- **Task material**:

------

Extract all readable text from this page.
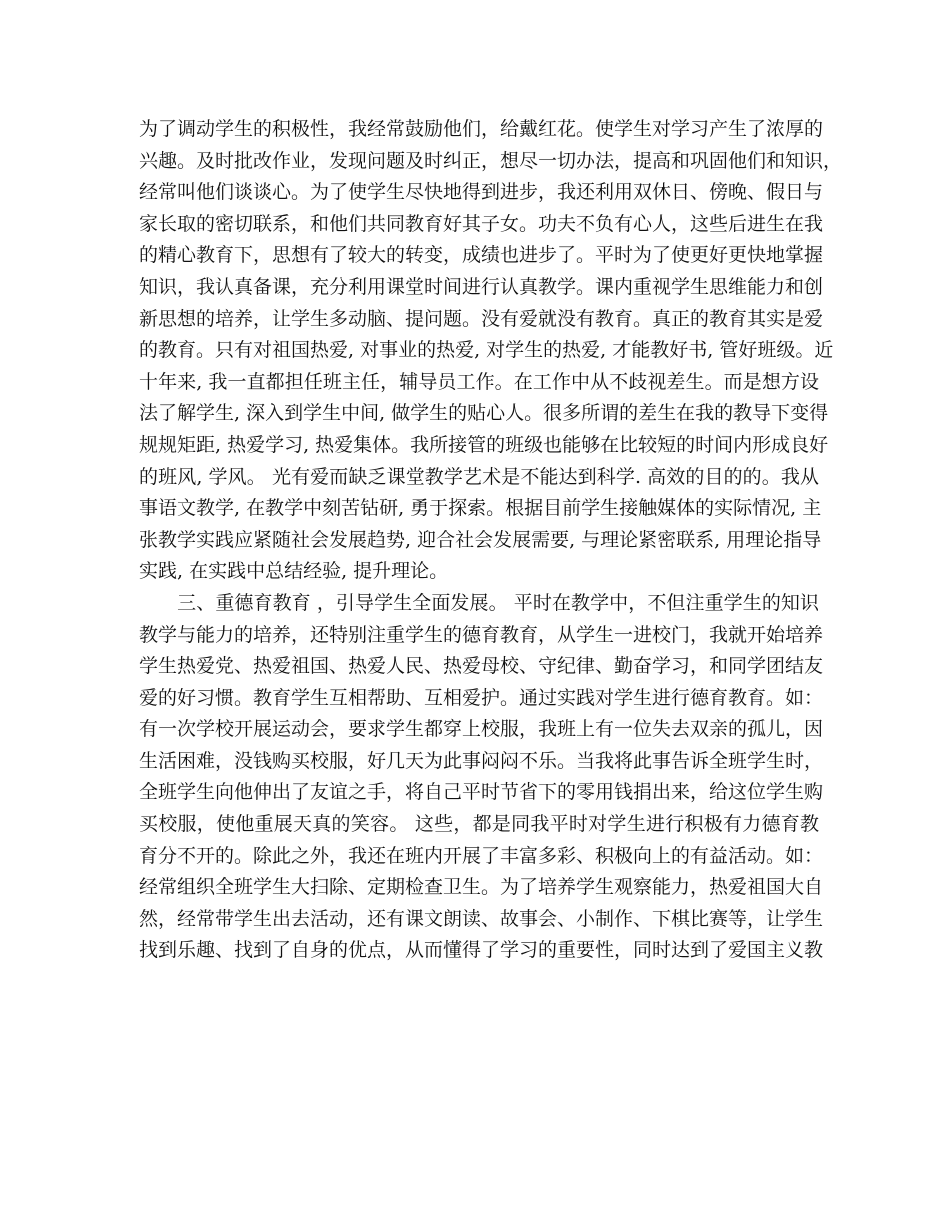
为了调动学生的积极性，我经常鼓励他们，给戴红花。使学生对学习产生了浓厚的
兴趣。及时批改作业，发现问题及时纠正，想尽一切办法，提高和巩固他们和知识，
经常叫他们谈谈心。为了使学生尽快地得到进步，我还利用双休日、傍晚、假日与
家长取的密切联系，和他们共同教育好其子女。功夫不负有心人，这些后进生在我
的精心教育下，思想有了较大的转变，成绩也进步了。平时为了使更好更快地掌握
知识，我认真备课，充分利用课堂时间进行认真教学。课内重视学生思维能力和创
新思想的培养，让学生多动脑、提问题。没有爱就没有教育。真正的教育其实是爱
的教育。只有对祖国热爱, 对事业的热爱, 对学生的热爱, 才能教好书, 管好班级。近
十年来, 我一直都担任班主任，辅导员工作。在工作中从不歧视差生。而是想方设
法了解学生, 深入到学生中间, 做学生的贴心人。很多所谓的差生在我的教导下变得
规规矩距, 热爱学习, 热爱集体。我所接管的班级也能够在比较短的时间内形成良好
的班风, 学风。 光有爱而缺乏课堂教学艺术是不能达到科学. 高效的目的的。我从
事语文教学, 在教学中刻苦钻研, 勇于探索。根据目前学生接触媒体的实际情况, 主
张教学实践应紧随社会发展趋势, 迎合社会发展需要, 与理论紧密联系, 用理论指导
实践, 在实践中总结经验, 提升理论。
　　三、重德育教育 ，引导学生全面发展。 平时在教学中，不但注重学生的知识
教学与能力的培养，还特别注重学生的德育教育，从学生一进校门，我就开始培养
学生热爱党、热爱祖国、热爱人民、热爱母校、守纪律、勤奋学习，和同学团结友
爱的好习惯。教育学生互相帮助、互相爱护。通过实践对学生进行德育教育。如：
有一次学校开展运动会，要求学生都穿上校服，我班上有一位失去双亲的孤儿，因
生活困难，没钱购买校服，好几天为此事闷闷不乐。当我将此事告诉全班学生时，
全班学生向他伸出了友谊之手，将自己平时节省下的零用钱捐出来，给这位学生购
买校服，使他重展天真的笑容。 这些，都是同我平时对学生进行积极有力德育教
育分不开的。除此之外，我还在班内开展了丰富多彩、积极向上的有益活动。如：
经常组织全班学生大扫除、定期检查卫生。为了培养学生观察能力，热爱祖国大自
然，经常带学生出去活动，还有课文朗读、故事会、小制作、下棋比赛等，让学生
找到乐趣、找到了自身的优点，从而懂得了学习的重要性，同时达到了爱国主义教
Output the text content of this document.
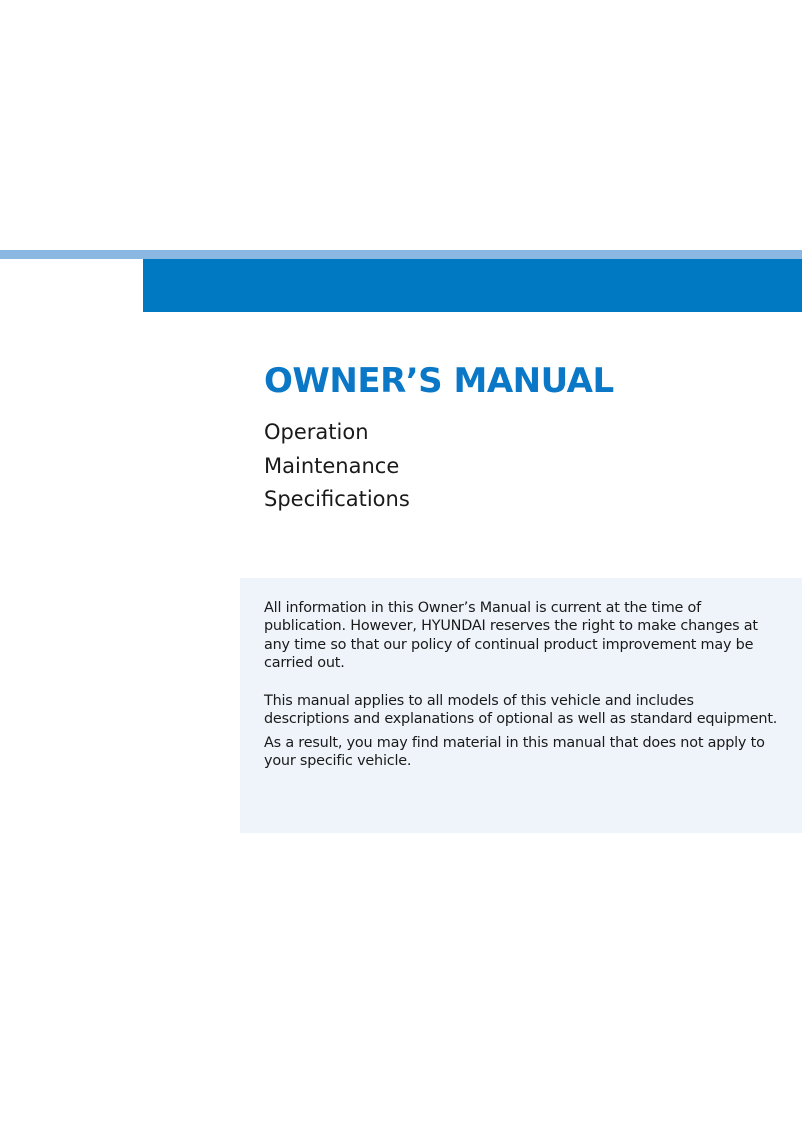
OWNER’S MANUAL
Operation
Maintenance
Specifications

All information in this Owner’s Manual is current at the time of publication. However, HYUNDAI reserves the right to make changes at any time so that our policy of continual product improvement may be carried out.

This manual applies to all models of this vehicle and includes descriptions and explanations of optional as well as standard equipment.

As a result, you may find material in this manual that does not apply to your specific vehicle.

------

- **Aim**:
In the lines above, locate the string "text". Copy every line where it occurs.

- **Solution**:
Extract all readable text from this page.
Output the text content of this document.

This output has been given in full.